Provided information:
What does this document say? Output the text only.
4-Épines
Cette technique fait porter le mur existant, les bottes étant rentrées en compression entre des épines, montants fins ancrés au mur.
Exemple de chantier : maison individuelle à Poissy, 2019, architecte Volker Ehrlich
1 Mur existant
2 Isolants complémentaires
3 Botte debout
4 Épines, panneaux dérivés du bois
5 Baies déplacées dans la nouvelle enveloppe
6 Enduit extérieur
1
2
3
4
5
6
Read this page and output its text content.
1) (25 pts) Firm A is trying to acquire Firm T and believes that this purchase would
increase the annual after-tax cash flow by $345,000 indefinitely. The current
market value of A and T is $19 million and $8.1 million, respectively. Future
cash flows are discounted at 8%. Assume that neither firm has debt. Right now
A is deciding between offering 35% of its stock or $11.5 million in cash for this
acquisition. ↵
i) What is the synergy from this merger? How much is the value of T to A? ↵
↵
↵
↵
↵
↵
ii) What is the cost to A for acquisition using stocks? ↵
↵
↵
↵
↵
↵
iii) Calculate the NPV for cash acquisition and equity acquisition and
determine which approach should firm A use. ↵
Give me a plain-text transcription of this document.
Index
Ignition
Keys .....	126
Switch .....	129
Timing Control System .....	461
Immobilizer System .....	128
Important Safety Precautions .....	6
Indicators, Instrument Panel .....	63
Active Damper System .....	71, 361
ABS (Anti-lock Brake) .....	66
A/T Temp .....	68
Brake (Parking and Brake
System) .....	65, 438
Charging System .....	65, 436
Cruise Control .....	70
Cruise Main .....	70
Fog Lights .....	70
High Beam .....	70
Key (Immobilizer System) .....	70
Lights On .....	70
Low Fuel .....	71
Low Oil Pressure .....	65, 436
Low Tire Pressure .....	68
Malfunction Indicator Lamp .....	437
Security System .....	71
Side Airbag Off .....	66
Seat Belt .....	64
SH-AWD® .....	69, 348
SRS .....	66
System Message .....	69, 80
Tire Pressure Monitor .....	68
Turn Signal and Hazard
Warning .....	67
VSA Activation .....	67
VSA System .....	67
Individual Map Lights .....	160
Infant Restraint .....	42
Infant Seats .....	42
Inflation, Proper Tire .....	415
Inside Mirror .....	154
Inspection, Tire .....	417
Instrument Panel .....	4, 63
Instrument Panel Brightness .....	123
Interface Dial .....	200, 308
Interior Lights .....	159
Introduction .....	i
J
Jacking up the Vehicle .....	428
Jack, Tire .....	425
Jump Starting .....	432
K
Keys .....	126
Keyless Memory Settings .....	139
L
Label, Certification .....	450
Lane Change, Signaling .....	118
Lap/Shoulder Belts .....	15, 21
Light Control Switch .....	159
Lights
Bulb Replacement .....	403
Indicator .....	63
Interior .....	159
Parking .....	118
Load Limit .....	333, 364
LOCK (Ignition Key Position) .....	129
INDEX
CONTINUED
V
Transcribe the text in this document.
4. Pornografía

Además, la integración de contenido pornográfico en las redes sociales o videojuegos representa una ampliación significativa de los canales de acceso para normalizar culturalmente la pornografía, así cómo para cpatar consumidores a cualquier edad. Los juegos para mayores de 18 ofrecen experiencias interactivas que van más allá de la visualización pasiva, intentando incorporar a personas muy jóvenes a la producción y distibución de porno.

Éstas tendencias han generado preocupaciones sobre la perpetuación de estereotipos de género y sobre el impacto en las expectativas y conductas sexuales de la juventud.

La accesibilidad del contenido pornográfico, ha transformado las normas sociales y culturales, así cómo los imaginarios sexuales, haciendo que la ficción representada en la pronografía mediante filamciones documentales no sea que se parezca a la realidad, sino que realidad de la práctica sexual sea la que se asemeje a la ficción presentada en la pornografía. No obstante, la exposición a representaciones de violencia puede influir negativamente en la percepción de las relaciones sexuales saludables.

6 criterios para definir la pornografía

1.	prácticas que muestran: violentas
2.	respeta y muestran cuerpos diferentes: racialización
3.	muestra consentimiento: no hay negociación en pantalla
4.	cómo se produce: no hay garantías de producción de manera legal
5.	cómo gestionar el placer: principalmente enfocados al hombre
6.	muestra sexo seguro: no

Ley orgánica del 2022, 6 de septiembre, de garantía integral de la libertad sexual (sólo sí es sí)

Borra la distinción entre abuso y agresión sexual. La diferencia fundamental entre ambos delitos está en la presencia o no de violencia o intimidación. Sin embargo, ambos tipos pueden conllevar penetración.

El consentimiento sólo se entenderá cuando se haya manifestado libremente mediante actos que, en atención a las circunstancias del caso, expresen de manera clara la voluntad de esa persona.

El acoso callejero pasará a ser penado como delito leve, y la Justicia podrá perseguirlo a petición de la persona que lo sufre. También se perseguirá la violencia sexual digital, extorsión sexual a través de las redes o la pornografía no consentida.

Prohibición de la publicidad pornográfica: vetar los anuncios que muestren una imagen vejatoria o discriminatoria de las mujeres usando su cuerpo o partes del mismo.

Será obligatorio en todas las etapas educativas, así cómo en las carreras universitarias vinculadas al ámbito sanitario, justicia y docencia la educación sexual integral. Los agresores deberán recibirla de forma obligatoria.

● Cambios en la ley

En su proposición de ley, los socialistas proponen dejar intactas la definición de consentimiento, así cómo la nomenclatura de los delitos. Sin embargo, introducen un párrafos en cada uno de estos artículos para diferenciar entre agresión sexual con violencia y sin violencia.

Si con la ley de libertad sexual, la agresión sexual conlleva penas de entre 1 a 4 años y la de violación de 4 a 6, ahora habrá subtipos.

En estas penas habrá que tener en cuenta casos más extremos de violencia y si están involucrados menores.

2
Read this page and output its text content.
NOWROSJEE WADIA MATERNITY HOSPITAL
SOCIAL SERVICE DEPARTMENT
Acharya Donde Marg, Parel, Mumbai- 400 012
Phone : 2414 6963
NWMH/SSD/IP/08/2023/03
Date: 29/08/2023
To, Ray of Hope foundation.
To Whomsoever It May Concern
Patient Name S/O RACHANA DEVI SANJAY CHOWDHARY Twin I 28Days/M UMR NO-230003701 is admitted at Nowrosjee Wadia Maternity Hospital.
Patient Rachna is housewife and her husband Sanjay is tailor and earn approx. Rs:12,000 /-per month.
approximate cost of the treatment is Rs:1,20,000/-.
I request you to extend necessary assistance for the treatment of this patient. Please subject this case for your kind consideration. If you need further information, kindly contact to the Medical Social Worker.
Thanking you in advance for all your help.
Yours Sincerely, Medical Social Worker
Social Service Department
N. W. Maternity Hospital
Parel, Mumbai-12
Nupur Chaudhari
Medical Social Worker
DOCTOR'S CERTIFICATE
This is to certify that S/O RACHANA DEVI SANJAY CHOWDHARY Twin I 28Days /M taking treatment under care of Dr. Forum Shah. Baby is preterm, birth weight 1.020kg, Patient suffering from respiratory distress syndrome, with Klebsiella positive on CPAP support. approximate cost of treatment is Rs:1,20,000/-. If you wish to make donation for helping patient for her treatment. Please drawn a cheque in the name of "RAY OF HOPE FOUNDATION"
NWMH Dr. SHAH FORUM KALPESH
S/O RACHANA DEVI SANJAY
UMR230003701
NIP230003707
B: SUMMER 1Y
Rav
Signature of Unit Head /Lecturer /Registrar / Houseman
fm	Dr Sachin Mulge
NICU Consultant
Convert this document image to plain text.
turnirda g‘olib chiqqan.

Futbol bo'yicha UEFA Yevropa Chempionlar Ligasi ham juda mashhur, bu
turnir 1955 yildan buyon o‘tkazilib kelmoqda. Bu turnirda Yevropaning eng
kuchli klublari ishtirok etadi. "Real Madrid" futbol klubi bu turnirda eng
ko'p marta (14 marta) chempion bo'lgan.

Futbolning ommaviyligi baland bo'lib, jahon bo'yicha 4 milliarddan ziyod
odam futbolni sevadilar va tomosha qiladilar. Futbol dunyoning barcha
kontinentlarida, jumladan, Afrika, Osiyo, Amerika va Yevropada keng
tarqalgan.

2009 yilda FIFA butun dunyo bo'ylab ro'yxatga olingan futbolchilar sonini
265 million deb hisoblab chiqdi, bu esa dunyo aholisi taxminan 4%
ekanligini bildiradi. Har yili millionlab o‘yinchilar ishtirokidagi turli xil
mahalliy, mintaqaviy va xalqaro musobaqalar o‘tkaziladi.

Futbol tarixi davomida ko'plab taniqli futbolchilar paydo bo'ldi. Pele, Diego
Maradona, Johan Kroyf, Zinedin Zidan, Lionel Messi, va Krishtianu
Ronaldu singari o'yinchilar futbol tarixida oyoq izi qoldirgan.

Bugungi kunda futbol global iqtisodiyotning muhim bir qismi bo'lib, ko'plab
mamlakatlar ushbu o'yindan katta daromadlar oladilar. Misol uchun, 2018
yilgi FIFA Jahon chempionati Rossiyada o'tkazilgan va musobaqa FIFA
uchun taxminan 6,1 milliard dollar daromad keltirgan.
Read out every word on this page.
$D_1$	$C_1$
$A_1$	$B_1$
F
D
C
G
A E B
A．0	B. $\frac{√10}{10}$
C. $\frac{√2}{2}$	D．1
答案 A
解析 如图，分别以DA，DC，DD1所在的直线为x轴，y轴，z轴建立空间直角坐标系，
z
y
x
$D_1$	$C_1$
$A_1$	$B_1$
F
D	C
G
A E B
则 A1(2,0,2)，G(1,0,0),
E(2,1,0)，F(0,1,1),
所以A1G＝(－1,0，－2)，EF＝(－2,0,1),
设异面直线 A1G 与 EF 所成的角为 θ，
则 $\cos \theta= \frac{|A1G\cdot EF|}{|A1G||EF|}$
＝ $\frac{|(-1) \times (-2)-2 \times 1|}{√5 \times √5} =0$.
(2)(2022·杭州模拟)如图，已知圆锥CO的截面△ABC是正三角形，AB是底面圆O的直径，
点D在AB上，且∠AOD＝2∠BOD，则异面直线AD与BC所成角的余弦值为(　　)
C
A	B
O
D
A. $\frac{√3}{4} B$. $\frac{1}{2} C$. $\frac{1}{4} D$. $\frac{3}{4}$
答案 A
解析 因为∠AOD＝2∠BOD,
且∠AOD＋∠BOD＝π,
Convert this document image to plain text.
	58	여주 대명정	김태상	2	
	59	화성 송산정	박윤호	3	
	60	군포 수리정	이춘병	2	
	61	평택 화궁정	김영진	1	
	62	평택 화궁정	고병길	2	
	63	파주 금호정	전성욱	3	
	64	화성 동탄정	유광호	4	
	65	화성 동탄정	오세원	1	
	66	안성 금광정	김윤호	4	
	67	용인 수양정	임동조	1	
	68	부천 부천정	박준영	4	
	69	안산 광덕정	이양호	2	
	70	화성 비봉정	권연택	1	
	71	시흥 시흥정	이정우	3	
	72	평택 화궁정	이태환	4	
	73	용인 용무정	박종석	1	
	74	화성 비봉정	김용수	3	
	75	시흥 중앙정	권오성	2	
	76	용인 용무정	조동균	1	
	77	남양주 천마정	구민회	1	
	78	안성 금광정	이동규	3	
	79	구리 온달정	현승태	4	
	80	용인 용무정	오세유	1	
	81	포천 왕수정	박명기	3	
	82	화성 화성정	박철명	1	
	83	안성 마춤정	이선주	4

Brief:
Report all lines of the material that contain the word "muestran".

Response:
1.	prácticas que muestran: violentas
2.	respeta y muestran cuerpos diferentes: racialización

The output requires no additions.